* **SHORT EXERCISE**
Drop every picture and give the entries back exactly.

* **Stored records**
:::
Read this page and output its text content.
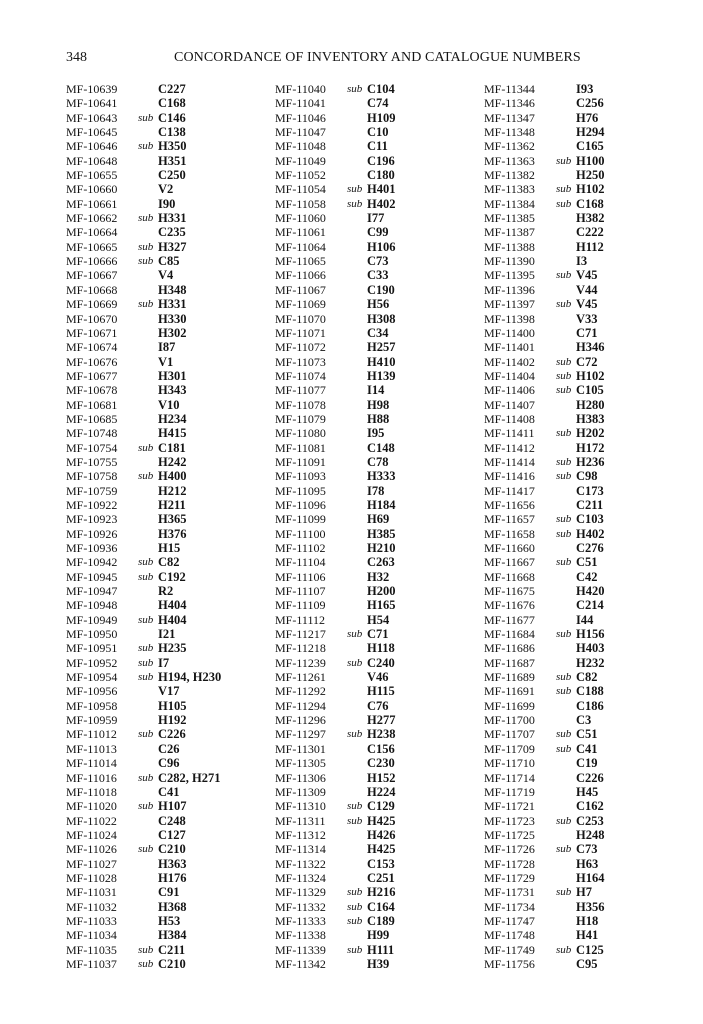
348	CONCORDANCE OF INVENTORY AND CATALOGUE NUMBERS
MF-10639	C227
MF-10641	C168
MF-10643 sub C146
MF-10645	C138
MF-10646 sub H350
MF-10648	H351
MF-10655	C250
MF-10660	V2
MF-10661	I90
MF-10662 sub H331
MF-10664	C235
MF-10665 sub H327
MF-10666 sub C85
MF-10667	V4
MF-10668	H348
MF-10669 sub H331
MF-10670	H330
MF-10671	H302
MF-10674	I87
MF-10676	V1
MF-10677	H301
MF-10678	H343
MF-10681	V10
MF-10685	H234
MF-10748	H415
MF-10754 sub C181
MF-10755	H242
MF-10758 sub H400
MF-10759	H212
MF-10922	H211
MF-10923	H365
MF-10926	H376
MF-10936	H15
MF-10942 sub C82
MF-10945 sub C192
MF-10947	R2
MF-10948	H404
MF-10949 sub H404
MF-10950	I21
MF-10951 sub H235
MF-10952 sub I7
MF-10954 sub H194, H230
MF-10956	V17
MF-10958	H105
MF-10959	H192
MF-11012 sub C226
MF-11013	C26
MF-11014	C96
MF-11016 sub C282, H271
MF-11018	C41
MF-11020 sub H107
MF-11022	C248
MF-11024	C127
MF-11026 sub C210
MF-11027	H363
MF-11028	H176
MF-11031	C91
MF-11032	H368
MF-11033	H53
MF-11034	H384
MF-11035 sub C211
MF-11037 sub C210
MF-11040 sub C104
MF-11041	C74
MF-11046	H109
MF-11047	C10
MF-11048	C11
MF-11049	C196
MF-11052	C180
MF-11054 sub H401
MF-11058 sub H402
MF-11060	I77
MF-11061	C99
MF-11064	H106
MF-11065	C73
MF-11066	C33
MF-11067	C190
MF-11069	H56
MF-11070	H308
MF-11071	C34
MF-11072	H257
MF-11073	H410
MF-11074	H139
MF-11077	I14
MF-11078	H98
MF-11079	H88
MF-11080	I95
MF-11081	C148
MF-11091	C78
MF-11093	H333
MF-11095	I78
MF-11096	H184
MF-11099	H69
MF-11100	H385
MF-11102	H210
MF-11104	C263
MF-11106	H32
MF-11107	H200
MF-11109	H165
MF-11112	H54
MF-11217 sub C71
MF-11218	H118
MF-11239 sub C240
MF-11261	V46
MF-11292	H115
MF-11294	C76
MF-11296	H277
MF-11297 sub H238
MF-11301	C156
MF-11305	C230
MF-11306	H152
MF-11309	H224
MF-11310 sub C129
MF-11311 sub H425
MF-11312	H426
MF-11314	H425
MF-11322	C153
MF-11324	C251
MF-11329 sub H216
MF-11332 sub C164
MF-11333 sub C189
MF-11338	H99
MF-11339 sub H111
MF-11342	H39
MF-11344	I93
MF-11346	C256
MF-11347	H76
MF-11348	H294
MF-11362	C165
MF-11363 sub H100
MF-11382	H250
MF-11383 sub H102
MF-11384 sub C168
MF-11385	H382
MF-11387	C222
MF-11388	H112
MF-11390	I3
MF-11395 sub V45
MF-11396	V44
MF-11397 sub V45
MF-11398	V33
MF-11400	C71
MF-11401	H346
MF-11402 sub C72
MF-11404 sub H102
MF-11406 sub C105
MF-11407	H280
MF-11408	H383
MF-11411 sub H202
MF-11412	H172
MF-11414 sub H236
MF-11416 sub C98
MF-11417	C173
MF-11656	C211
MF-11657 sub C103
MF-11658 sub H402
MF-11660	C276
MF-11667 sub C51
MF-11668	C42
MF-11675	H420
MF-11676	C214
MF-11677	I44
MF-11684 sub H156
MF-11686	H403
MF-11687	H232
MF-11689 sub C82
MF-11691 sub C188
MF-11699	C186
MF-11700	C3
MF-11707 sub C51
MF-11709 sub C41
MF-11710	C19
MF-11714	C226
MF-11719	H45
MF-11721	C162
MF-11723 sub C253
MF-11725	H248
MF-11726 sub C73
MF-11728	H63
MF-11729	H164
MF-11731 sub H7
MF-11734	H356
MF-11747	H18
MF-11748	H41
MF-11749 sub C125
MF-11756	C95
:::
* **TASK OUTPUT**
Read this page and output its text content.
348	CONCORDANCE OF INVENTORY AND CATALOGUE NUMBERS
MF-10639	C227
MF-10641	C168
MF-10643 sub C146
MF-10645	C138
MF-10646 sub H350
MF-10648	H351
MF-10655	C250
MF-10660	V2
MF-10661	I90
MF-10662 sub H331
MF-10664	C235
MF-10665 sub H327
MF-10666 sub C85
MF-10667	V4
MF-10668	H348
MF-10669 sub H331
MF-10670	H330
MF-10671	H302
MF-10674	I87
MF-10676	V1
MF-10677	H301
MF-10678	H343
MF-10681	V10
MF-10685	H234
MF-10748	H415
MF-10754 sub C181
MF-10755	H242
MF-10758 sub H400
MF-10759	H212
MF-10922	H211
MF-10923	H365
MF-10926	H376
MF-10936	H15
MF-10942 sub C82
MF-10945 sub C192
MF-10947	R2
MF-10948	H404
MF-10949 sub H404
MF-10950	I21
MF-10951 sub H235
MF-10952 sub I7
MF-10954 sub H194, H230
MF-10956	V17
MF-10958	H105
MF-10959	H192
MF-11012 sub C226
MF-11013	C26
MF-11014	C96
MF-11016 sub C282, H271
MF-11018	C41
MF-11020 sub H107
MF-11022	C248
MF-11024	C127
MF-11026 sub C210
MF-11027	H363
MF-11028	H176
MF-11031	C91
MF-11032	H368
MF-11033	H53
MF-11034	H384
MF-11035 sub C211
MF-11037 sub C210
MF-11040 sub C104
MF-11041	C74
MF-11046	H109
MF-11047	C10
MF-11048	C11
MF-11049	C196
MF-11052	C180
MF-11054 sub H401
MF-11058 sub H402
MF-11060	I77
MF-11061	C99
MF-11064	H106
MF-11065	C73
MF-11066	C33
MF-11067	C190
MF-11069	H56
MF-11070	H308
MF-11071	C34
MF-11072	H257
MF-11073	H410
MF-11074	H139
MF-11077	I14
MF-11078	H98
MF-11079	H88
MF-11080	I95
MF-11081	C148
MF-11091	C78
MF-11093	H333
MF-11095	I78
MF-11096	H184
MF-11099	H69
MF-11100	H385
MF-11102	H210
MF-11104	C263
MF-11106	H32
MF-11107	H200
MF-11109	H165
MF-11112	H54
MF-11217 sub C71
MF-11218	H118
MF-11239 sub C240
MF-11261	V46
MF-11292	H115
MF-11294	C76
MF-11296	H277
MF-11297 sub H238
MF-11301	C156
MF-11305	C230
MF-11306	H152
MF-11309	H224
MF-11310 sub C129
MF-11311 sub H425
MF-11312	H426
MF-11314	H425
MF-11322	C153
MF-11324	C251
MF-11329 sub H216
MF-11332 sub C164
MF-11333 sub C189
MF-11338	H99
MF-11339 sub H111
MF-11342	H39
MF-11344	I93
MF-11346	C256
MF-11347	H76
MF-11348	H294
MF-11362	C165
MF-11363 sub H100
MF-11382	H250
MF-11383 sub H102
MF-11384 sub C168
MF-11385	H382
MF-11387	C222
MF-11388	H112
MF-11390	I3
MF-11395 sub V45
MF-11396	V44
MF-11397 sub V45
MF-11398	V33
MF-11400	C71
MF-11401	H346
MF-11402 sub C72
MF-11404 sub H102
MF-11406 sub C105
MF-11407	H280
MF-11408	H383
MF-11411 sub H202
MF-11412	H172
MF-11414 sub H236
MF-11416 sub C98
MF-11417	C173
MF-11656	C211
MF-11657 sub C103
MF-11658 sub H402
MF-11660	C276
MF-11667 sub C51
MF-11668	C42
MF-11675	H420
MF-11676	C214
MF-11677	I44
MF-11684 sub H156
MF-11686	H403
MF-11687	H232
MF-11689 sub C82
MF-11691 sub C188
MF-11699	C186
MF-11700	C3
MF-11707 sub C51
MF-11709 sub C41
MF-11710	C19
MF-11714	C226
MF-11719	H45
MF-11721	C162
MF-11723 sub C253
MF-11725	H248
MF-11726 sub C73
MF-11728	H63
MF-11729	H164
MF-11731 sub H7
MF-11734	H356
MF-11747	H18
MF-11748	H41
MF-11749 sub C125
MF-11756	C95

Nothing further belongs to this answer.